▸ Text block
W3C home > Mailing lists > Public > public-urispec@w3.org > October 2014

Re: resolving the URL mess

From: John C Klensin <klensin@jck.com>
Date: Thu, 02 Oct 2014 19:54:14 -0400
To: Sam Ruby <rubys@intertwingly.net>, David Sheets <sheets@alum.mit.edu>, Larry Masinter <masinter@adobe.com>
cc: public-urispec@w3.org, Anne van Kesteren <annevk@annevk.nl>
Message-ID: <B1EB9C24C68C6F2188C469A7@JcK-HP8200.jck.com>

For whatever it is worth, let me add a different, three part,
perspective to Sam's comments (I share his concerns):

(1) What are we trying to do?

There are at least three ways to think about a standard and what
it is about:

(i) It is a description of existing, fairly uniform, industry
practice. Normative statements are rarely if ever appropriate
and this segues into something else if industry practice is not
uniform or if there isn't broad consensus about how to define
the relevant "industry".

(ii) It is a target, expressing good or best practices.  It is
useful as a target even if no one actually conforms to it.   If
the differences from existing practice are understood, it may
(and probably should) contain descriptions of the differences,
transition suggestions, or both.

(iii) It is an aspirational statement, sometimes in the form of
what has been called a predictive or anticipatory standard, that
expresses best available judgment about the way things should be
done with no necessary connection to existing practice. 

Each of those options may be appropriate to some community (or
communities) and not others.

While I sometimes get cynical about one or two of those options,
the reality is that each has its place if we are clear about
what we are doing and, if there is a reference community, what
it is and what other communities are expected to do.

I fear that, where URLs are concerned, we are going in all three
directions at once without being clear about what we are doing,
and the result is likely to be the confusion of competing
"standards" with the same basic titles and similar, but not
necessarily identical, terminologies.  That combination really
doesn't do the Internet, or even the web, much good except,
perhaps as a "this is what we are doing, everyone else should
get in line"  assertion from one community that is self-assured
enough to make such a statement.

(2) Who has responsibility and where does that come from?

The IETF uses the term "change control" to describe
responsibility and authority for a spec and its evolution (or,
if one confines "standard" to the first case above, for
gathering and reporting on industry practices).  Once upon a
time, there was an understanding that change control for URLs
and the generalization to URIs (or, if you prefer, for URIs and
the special case of URLs) belonged in IETF.   I think that
understanding included a very broad view of the
community/audience that included a broad spectrum of users and
uses of identifiers, not just usage/practices in a single type
of application or implementation.   That understanding seems to
have been abandoned without anyone being very explicit about it
(other than a few statements or actions in which one community
seems to be attacking the standards of others).

▸ Stated exercise 1
Transcribe the stretch of entries from their first line through the line containing "Output each element", including both of those lines.

[Layout annotation data]
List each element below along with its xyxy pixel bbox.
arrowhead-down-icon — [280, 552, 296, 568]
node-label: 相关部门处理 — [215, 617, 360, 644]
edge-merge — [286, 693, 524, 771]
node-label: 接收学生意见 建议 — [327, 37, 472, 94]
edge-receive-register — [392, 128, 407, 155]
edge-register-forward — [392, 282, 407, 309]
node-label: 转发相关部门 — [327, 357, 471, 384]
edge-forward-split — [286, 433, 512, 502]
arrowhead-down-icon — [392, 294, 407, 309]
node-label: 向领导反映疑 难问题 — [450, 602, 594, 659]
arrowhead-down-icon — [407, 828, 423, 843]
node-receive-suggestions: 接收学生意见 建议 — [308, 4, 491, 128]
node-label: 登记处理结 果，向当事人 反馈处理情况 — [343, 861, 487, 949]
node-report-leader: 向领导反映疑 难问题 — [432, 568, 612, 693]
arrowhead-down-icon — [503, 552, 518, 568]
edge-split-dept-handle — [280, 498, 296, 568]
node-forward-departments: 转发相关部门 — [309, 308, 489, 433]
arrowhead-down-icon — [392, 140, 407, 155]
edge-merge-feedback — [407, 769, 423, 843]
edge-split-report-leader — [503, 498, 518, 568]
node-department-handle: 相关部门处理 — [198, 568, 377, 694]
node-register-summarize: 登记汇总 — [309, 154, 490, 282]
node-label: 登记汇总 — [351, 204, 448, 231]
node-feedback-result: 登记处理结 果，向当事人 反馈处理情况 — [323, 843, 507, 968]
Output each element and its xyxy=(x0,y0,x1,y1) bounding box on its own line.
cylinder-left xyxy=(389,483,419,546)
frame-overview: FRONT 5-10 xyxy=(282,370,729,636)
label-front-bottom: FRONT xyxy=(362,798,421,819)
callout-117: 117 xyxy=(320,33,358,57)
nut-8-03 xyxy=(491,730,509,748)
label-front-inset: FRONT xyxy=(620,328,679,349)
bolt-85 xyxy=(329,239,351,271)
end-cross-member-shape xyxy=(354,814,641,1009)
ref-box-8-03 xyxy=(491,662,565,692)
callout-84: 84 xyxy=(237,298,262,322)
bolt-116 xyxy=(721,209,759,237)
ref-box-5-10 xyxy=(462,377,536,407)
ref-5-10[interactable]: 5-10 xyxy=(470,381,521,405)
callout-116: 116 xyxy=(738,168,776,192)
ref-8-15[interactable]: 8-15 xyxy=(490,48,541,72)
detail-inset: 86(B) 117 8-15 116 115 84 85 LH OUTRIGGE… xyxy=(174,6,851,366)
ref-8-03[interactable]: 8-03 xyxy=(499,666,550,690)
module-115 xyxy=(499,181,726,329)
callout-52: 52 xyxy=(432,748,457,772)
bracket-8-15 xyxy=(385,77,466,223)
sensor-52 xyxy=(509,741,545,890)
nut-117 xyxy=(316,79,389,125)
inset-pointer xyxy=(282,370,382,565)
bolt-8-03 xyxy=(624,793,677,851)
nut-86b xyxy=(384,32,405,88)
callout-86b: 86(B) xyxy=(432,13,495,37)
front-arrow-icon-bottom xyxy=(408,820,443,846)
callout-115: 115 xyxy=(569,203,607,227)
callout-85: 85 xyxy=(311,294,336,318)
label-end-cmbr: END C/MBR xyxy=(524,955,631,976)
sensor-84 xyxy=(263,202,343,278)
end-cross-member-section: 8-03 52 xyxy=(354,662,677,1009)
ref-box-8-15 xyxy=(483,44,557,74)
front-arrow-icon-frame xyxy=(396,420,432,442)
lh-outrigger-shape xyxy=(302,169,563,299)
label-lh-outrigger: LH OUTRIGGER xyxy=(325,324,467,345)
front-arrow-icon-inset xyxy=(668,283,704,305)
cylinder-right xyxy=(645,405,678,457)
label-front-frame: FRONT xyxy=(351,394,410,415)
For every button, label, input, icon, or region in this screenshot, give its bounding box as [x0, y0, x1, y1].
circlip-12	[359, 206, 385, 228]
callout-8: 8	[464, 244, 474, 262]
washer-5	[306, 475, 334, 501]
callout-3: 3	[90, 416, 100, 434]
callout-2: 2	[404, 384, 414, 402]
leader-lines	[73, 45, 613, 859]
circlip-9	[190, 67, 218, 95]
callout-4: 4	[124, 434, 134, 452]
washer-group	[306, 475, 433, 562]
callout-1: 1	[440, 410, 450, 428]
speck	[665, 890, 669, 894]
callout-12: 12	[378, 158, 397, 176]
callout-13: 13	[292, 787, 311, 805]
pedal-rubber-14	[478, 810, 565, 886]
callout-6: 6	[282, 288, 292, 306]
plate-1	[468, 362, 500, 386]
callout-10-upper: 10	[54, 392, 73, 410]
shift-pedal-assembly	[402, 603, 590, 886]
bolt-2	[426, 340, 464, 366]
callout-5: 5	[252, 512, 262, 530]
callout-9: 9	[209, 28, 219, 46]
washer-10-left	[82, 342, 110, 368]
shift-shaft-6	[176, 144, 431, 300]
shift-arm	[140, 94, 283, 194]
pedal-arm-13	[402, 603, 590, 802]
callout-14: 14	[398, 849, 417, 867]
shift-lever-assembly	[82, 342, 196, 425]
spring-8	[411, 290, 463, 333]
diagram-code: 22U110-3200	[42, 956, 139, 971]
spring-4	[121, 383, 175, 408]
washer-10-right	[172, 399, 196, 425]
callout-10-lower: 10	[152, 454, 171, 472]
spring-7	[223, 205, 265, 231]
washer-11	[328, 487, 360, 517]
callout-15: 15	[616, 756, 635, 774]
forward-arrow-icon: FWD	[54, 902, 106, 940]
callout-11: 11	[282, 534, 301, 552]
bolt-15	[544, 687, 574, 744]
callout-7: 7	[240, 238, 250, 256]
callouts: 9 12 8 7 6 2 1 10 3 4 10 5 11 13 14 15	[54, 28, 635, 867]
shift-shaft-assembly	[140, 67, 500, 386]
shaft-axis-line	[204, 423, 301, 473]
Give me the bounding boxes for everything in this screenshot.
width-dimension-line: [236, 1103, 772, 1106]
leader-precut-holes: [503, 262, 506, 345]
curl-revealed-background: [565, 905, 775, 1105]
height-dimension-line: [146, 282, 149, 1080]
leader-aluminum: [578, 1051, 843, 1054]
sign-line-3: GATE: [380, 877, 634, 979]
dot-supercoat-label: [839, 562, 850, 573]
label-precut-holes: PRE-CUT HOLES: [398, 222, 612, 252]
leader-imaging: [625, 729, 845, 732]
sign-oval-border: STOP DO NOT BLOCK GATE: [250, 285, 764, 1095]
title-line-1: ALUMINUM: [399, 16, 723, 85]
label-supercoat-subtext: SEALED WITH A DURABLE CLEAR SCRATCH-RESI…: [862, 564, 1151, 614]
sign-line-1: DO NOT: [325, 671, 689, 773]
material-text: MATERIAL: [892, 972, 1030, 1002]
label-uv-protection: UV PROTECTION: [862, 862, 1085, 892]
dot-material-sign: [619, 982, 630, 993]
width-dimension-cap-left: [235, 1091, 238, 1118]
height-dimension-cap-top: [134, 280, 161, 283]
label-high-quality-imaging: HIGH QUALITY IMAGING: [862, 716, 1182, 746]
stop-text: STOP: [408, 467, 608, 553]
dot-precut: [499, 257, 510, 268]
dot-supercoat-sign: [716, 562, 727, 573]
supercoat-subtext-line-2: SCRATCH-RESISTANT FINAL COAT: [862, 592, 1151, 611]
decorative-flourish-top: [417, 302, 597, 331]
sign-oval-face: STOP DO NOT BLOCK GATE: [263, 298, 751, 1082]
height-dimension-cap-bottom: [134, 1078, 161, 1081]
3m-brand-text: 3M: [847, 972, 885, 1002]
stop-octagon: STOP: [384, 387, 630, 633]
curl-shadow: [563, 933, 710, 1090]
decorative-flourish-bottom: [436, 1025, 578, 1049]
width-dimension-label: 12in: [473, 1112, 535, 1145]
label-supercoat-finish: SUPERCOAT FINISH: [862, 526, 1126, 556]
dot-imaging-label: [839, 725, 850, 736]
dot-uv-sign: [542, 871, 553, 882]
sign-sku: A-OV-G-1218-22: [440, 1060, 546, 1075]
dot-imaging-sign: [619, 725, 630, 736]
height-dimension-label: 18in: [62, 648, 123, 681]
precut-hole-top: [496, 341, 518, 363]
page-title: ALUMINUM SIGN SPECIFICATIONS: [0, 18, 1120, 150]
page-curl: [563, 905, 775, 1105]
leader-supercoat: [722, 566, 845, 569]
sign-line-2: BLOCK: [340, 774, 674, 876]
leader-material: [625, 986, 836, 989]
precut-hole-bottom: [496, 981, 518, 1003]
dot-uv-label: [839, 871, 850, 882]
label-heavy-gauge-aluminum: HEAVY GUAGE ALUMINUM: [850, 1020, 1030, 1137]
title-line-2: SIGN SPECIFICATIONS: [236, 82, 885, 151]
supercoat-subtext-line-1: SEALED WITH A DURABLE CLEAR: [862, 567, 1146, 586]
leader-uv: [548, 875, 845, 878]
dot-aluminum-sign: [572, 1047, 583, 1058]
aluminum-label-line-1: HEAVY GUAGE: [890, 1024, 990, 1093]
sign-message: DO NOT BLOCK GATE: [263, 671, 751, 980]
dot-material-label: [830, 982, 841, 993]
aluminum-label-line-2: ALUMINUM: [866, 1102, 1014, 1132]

▸ Stated exercise 2
Please go on with the mailing-list message about URL standards, picking up after its final sentence.

▸ Written reply 1
List each element below along with its xyxy pixel bbox.
arrowhead-down-icon — [280, 552, 296, 568]
node-label: 相关部门处理 — [215, 617, 360, 644]
edge-merge — [286, 693, 524, 771]
node-label: 接收学生意见 建议 — [327, 37, 472, 94]
edge-receive-register — [392, 128, 407, 155]
edge-register-forward — [392, 282, 407, 309]
node-label: 转发相关部门 — [327, 357, 471, 384]
edge-forward-split — [286, 433, 512, 502]
arrowhead-down-icon — [392, 294, 407, 309]
node-label: 向领导反映疑 难问题 — [450, 602, 594, 659]
arrowhead-down-icon — [407, 828, 423, 843]
node-receive-suggestions: 接收学生意见 建议 — [308, 4, 491, 128]
node-label: 登记处理结 果，向当事人 反馈处理情况 — [343, 861, 487, 949]
node-report-leader: 向领导反映疑 难问题 — [432, 568, 612, 693]
arrowhead-down-icon — [503, 552, 518, 568]
edge-split-dept-handle — [280, 498, 296, 568]
node-forward-departments: 转发相关部门 — [309, 308, 489, 433]
arrowhead-down-icon — [392, 140, 407, 155]
edge-merge-feedback — [407, 769, 423, 843]
edge-split-report-leader — [503, 498, 518, 568]
node-department-handle: 相关部门处理 — [198, 568, 377, 694]
node-register-summarize: 登记汇总 — [309, 154, 490, 282]
node-label: 登记汇总 — [351, 204, 448, 231]
node-feedback-result: 登记处理结 果，向当事人 反馈处理情况 — [323, 843, 507, 968]
Output each element and its xyxy=(x0,y0,x1,y1) bounding box on its own line.

▸ Written reply 2
(3) What is the URI <-> URL relationship?

This is hinted at above, but RFC 3986 and 3987 seem to be
documents that everyone cites and no one completely follows
(IMO, Sam's observation about the relationship between them and
with WHATWG URL spec may be the tip of an iceberg) so either the
status of those documents is unclear, they represent general
guidance that we expect most URI types (which may or may not be
the same as schemes) to deviate from or profile (not necessarily
compatibly), or they are something else that I don't quite
understand (unless it is "obsolete and irrelevant").

My difficulty with the above is that a "please come back when
you have something to show" approach can easily lead to a state
in which it is then too late to make actual changes with only
the choice of accepting whatever is produced or rejecting it.
Rejection in such situations typically leads to forked standards
at best and years of snarling at each other while no one really
knows what the norm should be at worst.

So I would really appreciate some clarification relatively soon,
before yet another document starts approaching finality.  I
think that may parallel Larry's reason for asking the questions
that started this thread but am not sure.


--On Thursday, October 02, 2014 14:07 -0400 Sam Ruby
<rubys@intertwingly.net> wrote:

> On 10/02/2014 06:05 AM, David Sheets wrote:
>>> Anne, Dave Thayer, Sam Ruby, John Klensin come to mind…
>> I believe that when we have something to show, we should
>> entice them to join us.
> +1
> At the moment, a non-existent spec doesn't solve any problem
> that I currently have.  That's not meant to discourage or
> encourage you to produce a spec, but merely an agreement that
> the time that I would get interested is when you have
> something to show.
> For what it is worth, examples of problem I do have:
> 1) Neither RFC 3986 nor RFC 3987 define the content you will
> find here: https://url.spec.whatwg.org/#api
> 2) The WHATWG URL Living Standard makes a large number of
> normative statements, particularly concerning parsing, that do
> not reflect current implementations.
> I'm not intending to advocate any particular solutions to
> these problems; I'm just providing an early heads up of the
> types of questions I likely will be seeking answers to when
> you have something to show.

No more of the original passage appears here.